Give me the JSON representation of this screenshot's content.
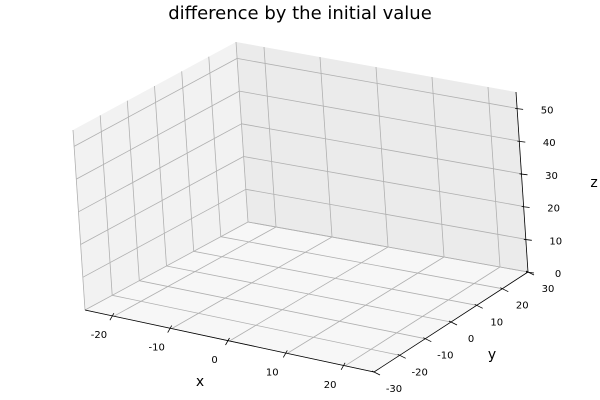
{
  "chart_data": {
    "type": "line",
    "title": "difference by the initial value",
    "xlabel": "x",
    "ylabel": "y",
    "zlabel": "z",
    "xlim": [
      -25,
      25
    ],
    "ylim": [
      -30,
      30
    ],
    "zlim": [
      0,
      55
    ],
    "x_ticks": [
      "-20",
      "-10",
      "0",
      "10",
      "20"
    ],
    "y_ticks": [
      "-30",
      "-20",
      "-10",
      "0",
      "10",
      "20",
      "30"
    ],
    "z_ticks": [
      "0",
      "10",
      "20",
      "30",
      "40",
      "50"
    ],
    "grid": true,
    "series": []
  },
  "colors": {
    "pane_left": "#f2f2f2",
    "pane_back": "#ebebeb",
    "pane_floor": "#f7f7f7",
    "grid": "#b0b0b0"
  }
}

==

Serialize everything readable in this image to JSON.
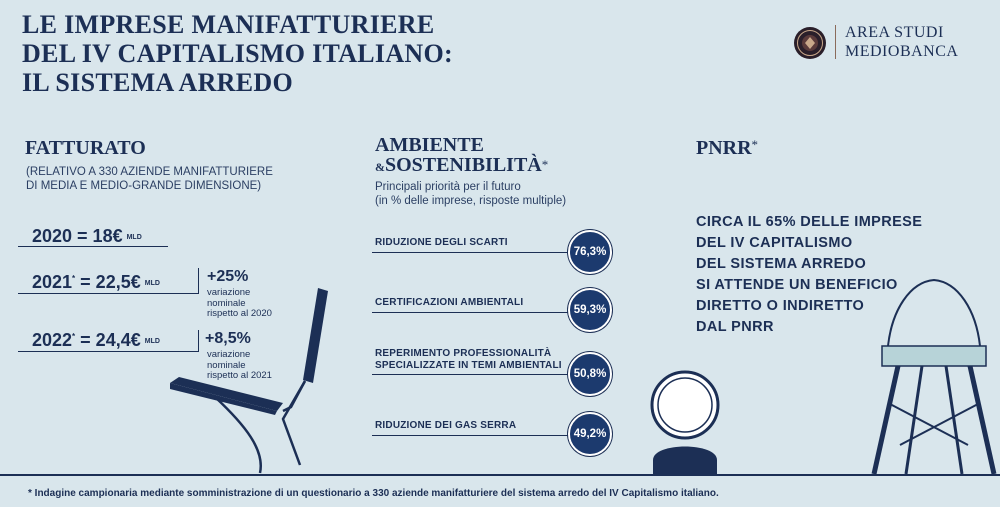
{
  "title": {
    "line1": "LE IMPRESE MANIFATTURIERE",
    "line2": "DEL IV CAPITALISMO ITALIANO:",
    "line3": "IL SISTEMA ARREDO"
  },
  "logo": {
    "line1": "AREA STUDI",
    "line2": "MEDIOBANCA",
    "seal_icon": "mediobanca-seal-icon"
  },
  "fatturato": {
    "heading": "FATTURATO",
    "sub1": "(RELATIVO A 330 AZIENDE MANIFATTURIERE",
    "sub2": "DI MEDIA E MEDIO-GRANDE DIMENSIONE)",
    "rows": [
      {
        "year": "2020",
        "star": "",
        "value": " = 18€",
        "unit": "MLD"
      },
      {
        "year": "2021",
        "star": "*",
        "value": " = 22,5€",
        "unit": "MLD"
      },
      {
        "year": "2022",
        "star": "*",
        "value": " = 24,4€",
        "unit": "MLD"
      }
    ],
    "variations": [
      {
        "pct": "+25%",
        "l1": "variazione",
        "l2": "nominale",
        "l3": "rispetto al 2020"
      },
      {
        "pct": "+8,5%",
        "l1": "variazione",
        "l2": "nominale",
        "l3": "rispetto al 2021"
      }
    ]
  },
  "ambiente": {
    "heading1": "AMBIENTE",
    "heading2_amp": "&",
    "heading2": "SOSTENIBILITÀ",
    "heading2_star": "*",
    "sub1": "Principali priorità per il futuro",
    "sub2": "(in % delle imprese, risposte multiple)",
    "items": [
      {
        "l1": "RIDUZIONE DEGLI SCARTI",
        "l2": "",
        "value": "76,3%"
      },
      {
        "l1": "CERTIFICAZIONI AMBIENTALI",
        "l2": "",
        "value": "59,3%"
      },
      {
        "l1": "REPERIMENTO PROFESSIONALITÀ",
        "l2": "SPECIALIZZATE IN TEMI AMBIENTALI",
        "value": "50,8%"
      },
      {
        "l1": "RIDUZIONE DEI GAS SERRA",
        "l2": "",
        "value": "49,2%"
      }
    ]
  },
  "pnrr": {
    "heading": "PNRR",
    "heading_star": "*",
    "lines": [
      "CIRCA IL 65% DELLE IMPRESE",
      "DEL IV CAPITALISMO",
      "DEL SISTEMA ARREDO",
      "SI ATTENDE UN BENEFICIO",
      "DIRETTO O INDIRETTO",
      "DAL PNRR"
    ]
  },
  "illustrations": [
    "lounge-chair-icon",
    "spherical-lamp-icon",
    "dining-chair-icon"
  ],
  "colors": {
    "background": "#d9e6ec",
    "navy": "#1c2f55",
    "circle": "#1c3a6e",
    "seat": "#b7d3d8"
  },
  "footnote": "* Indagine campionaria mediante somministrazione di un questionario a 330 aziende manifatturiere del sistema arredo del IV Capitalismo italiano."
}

==

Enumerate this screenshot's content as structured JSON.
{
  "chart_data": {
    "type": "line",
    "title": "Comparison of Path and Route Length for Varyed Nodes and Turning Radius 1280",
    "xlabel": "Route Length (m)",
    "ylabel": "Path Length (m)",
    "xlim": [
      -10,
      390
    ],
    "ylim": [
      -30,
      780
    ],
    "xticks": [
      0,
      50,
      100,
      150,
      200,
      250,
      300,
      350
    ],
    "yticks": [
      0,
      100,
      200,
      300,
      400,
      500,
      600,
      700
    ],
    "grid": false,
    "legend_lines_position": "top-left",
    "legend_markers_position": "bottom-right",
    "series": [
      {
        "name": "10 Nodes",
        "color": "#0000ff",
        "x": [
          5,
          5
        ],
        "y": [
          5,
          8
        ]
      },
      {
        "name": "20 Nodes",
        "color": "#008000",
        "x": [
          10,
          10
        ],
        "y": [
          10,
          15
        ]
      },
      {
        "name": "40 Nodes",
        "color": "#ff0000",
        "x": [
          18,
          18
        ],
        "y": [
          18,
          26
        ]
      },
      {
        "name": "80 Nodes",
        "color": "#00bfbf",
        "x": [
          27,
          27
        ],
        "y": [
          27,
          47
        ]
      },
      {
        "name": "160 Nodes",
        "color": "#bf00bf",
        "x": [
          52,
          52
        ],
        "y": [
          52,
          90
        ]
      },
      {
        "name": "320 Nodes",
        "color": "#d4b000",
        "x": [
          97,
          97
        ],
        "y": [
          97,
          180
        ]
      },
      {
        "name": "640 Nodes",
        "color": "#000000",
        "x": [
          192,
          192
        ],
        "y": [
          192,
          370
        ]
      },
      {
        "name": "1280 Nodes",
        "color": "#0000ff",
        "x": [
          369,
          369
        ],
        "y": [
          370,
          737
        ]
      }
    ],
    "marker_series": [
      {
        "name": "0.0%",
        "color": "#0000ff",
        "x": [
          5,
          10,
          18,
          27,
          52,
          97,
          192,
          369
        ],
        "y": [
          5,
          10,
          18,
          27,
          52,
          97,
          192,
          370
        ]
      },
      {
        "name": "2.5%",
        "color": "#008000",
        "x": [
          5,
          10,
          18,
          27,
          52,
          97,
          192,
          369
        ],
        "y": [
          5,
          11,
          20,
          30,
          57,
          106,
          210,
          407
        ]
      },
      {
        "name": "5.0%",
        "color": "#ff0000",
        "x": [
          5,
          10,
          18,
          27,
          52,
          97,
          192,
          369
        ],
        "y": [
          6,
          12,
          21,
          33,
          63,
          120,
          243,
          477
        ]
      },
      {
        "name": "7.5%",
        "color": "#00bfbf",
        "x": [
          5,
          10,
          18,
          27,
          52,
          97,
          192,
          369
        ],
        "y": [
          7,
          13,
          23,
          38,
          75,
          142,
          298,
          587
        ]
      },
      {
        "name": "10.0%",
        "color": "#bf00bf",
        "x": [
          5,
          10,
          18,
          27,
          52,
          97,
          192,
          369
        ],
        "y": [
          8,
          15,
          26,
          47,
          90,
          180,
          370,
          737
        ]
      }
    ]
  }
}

▶ [TASK BRIEF] In the material above, tally every line with the string "screenshot" in it, then give that number alone.

▶ [EXPECTED OUTPUT] 2